SHORT EXERCISE - Output the records as a JSON list of strings, one string per line with blank lines omitted, starting at the first line and ending at the line that contains "Text: $2,032,959: $2,032,959".
[start]
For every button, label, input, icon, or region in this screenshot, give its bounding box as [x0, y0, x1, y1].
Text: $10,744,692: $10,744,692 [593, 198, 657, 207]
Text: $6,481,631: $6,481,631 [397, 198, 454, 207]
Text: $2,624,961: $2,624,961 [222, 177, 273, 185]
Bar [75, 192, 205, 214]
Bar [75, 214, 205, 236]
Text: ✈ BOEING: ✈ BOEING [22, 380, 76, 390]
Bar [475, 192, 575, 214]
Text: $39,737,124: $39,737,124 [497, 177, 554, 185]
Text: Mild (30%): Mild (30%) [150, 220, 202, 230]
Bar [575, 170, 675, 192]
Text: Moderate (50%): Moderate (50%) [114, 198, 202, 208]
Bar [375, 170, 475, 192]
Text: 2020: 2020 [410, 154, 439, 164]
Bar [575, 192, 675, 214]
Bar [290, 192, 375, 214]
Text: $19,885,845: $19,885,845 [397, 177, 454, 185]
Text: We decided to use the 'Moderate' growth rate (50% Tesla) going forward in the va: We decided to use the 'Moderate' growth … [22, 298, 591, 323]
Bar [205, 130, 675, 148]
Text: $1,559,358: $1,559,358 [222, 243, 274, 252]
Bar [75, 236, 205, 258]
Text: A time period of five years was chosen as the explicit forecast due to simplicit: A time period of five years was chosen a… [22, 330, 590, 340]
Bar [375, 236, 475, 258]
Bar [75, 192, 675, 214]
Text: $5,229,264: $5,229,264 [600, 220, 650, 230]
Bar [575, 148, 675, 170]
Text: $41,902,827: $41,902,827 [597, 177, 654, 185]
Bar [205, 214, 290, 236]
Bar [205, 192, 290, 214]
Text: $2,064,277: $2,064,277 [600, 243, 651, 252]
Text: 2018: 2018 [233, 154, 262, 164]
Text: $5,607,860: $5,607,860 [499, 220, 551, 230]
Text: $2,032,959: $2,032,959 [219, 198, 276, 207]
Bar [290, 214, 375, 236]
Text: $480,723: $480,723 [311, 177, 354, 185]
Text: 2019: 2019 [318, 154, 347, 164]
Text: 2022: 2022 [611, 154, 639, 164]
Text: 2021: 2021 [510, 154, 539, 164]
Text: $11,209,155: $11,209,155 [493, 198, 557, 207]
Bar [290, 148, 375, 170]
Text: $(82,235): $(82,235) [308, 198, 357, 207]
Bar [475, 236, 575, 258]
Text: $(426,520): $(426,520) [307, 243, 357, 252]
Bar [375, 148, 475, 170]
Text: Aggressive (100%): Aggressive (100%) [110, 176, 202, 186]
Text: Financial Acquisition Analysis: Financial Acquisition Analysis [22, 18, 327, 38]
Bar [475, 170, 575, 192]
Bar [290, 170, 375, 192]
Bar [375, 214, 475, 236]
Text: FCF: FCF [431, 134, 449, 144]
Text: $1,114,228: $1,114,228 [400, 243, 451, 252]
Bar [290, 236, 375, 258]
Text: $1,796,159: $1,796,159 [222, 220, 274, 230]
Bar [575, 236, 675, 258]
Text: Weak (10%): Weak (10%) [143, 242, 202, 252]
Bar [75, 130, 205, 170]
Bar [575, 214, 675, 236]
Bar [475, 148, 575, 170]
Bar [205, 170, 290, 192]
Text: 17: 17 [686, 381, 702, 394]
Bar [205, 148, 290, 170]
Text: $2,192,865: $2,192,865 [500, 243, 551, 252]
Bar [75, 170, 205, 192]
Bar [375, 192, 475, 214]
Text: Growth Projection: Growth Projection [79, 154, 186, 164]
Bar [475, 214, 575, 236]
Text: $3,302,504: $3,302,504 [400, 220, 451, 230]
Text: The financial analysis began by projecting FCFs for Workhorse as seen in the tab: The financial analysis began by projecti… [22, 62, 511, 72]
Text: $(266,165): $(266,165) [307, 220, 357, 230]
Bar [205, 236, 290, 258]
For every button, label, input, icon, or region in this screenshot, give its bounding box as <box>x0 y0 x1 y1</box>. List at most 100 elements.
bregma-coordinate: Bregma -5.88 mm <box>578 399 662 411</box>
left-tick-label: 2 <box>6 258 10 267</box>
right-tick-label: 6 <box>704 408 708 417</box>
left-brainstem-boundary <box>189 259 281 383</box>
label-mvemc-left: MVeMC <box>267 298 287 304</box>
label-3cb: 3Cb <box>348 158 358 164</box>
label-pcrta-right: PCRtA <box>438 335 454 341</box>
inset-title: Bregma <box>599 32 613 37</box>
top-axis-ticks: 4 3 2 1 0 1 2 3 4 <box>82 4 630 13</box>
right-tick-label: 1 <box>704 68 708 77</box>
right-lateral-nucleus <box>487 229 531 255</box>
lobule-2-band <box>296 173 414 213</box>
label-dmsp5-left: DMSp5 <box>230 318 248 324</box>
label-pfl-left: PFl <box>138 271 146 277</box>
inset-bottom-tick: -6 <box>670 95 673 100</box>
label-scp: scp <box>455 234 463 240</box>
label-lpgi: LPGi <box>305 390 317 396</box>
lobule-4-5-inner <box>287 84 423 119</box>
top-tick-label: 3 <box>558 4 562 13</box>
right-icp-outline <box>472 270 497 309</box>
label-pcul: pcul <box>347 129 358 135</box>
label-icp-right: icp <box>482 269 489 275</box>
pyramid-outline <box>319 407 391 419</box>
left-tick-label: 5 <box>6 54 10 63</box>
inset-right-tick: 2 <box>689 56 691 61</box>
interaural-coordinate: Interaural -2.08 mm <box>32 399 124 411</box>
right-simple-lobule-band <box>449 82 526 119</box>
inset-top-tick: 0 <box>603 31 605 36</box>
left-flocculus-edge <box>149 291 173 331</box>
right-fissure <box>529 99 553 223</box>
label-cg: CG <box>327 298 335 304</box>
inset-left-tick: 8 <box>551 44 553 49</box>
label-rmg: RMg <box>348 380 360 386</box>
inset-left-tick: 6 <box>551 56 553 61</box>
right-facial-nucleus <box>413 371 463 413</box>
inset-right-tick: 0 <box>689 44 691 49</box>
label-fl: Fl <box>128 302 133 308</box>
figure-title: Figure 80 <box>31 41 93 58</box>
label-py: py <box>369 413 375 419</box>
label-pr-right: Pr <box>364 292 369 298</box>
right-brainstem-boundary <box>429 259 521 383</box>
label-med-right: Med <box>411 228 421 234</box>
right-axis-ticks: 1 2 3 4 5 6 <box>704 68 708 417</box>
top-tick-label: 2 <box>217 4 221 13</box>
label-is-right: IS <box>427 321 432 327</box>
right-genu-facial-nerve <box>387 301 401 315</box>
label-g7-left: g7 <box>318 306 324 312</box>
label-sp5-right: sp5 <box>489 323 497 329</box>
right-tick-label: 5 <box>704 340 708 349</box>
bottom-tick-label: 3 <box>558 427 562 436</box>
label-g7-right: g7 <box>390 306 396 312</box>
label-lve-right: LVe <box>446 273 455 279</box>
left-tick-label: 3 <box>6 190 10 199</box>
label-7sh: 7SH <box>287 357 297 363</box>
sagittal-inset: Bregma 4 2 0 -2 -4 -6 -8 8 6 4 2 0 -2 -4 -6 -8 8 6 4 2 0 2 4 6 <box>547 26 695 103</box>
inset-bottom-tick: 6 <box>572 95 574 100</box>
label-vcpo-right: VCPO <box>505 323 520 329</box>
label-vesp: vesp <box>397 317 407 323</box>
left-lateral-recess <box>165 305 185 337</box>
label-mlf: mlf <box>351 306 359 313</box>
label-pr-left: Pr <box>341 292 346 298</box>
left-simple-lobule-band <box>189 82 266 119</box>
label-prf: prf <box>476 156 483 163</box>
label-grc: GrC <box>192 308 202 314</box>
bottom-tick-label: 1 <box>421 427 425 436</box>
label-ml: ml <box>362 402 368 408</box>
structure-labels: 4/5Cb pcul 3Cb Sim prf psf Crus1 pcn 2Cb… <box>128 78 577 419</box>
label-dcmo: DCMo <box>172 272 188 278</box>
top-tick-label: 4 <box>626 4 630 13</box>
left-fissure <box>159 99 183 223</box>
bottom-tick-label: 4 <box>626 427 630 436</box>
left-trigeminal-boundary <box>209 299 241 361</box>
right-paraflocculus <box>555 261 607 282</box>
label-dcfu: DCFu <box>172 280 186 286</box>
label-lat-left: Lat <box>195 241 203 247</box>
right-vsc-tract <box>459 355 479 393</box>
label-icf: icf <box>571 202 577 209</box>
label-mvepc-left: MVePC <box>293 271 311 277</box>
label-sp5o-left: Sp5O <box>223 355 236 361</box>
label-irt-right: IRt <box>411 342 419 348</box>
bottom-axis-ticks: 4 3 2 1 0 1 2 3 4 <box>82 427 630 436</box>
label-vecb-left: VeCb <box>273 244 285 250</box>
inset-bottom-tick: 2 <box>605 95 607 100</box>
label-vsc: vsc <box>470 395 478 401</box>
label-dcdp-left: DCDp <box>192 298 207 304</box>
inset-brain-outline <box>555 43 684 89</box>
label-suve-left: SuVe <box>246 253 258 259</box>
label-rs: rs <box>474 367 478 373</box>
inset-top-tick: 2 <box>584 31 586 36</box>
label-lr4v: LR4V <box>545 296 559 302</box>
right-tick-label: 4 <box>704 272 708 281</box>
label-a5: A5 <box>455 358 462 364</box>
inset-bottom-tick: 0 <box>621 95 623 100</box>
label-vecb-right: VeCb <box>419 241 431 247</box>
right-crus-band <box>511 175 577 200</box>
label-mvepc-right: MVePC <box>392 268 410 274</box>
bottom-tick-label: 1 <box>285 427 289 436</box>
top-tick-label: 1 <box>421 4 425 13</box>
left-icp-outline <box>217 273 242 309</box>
[end]
COMPLETED TASK -
[
  "For every button, label, input, icon, or region in this screenshot, give its bounding box as [x0, y0, x1, y1].",
  "Text: $10,744,692: $10,744,692 [593, 198, 657, 207]",
  "Text: $6,481,631: $6,481,631 [397, 198, 454, 207]",
  "Text: $2,624,961: $2,624,961 [222, 177, 273, 185]",
  "Bar [75, 192, 205, 214]",
  "Bar [75, 214, 205, 236]",
  "Text: ✈ BOEING: ✈ BOEING [22, 380, 76, 390]",
  "Bar [475, 192, 575, 214]",
  "Text: $39,737,124: $39,737,124 [497, 177, 554, 185]",
  "Text: Mild (30%): Mild (30%) [150, 220, 202, 230]",
  "Bar [575, 170, 675, 192]",
  "Text: Moderate (50%): Moderate (50%) [114, 198, 202, 208]",
  "Bar [375, 170, 475, 192]",
  "Text: 2020: 2020 [410, 154, 439, 164]",
  "Bar [575, 192, 675, 214]",
  "Bar [290, 192, 375, 214]",
  "Text: $19,885,845: $19,885,845 [397, 177, 454, 185]",
  "Text: We decided to use the 'Moderate' growth rate (50% Tesla) going forward in the va: We decided to use the 'Moderate' growth … [22, 298, 591, 323]",
  "Bar [205, 130, 675, 148]",
  "Text: $1,559,358: $1,559,358 [222, 243, 274, 252]",
  "Bar [75, 236, 205, 258]",
  "Text: A time period of five years was chosen as the explicit forecast due to simplicit: A time period of five years was chosen a… [22, 330, 590, 340]",
  "Bar [375, 236, 475, 258]",
  "Bar [75, 192, 675, 214]",
  "Text: $5,229,264: $5,229,264 [600, 220, 650, 230]",
  "Bar [575, 148, 675, 170]",
  "Text: $41,902,827: $41,902,827 [597, 177, 654, 185]",
  "Bar [205, 214, 290, 236]",
  "Bar [205, 192, 290, 214]",
  "Text: $2,064,277: $2,064,277 [600, 243, 651, 252]",
  "Text: 2018: 2018 [233, 154, 262, 164]",
  "Text: $5,607,860: $5,607,860 [499, 220, 551, 230]",
  "Text: $2,032,959: $2,032,959 [219, 198, 276, 207]"
]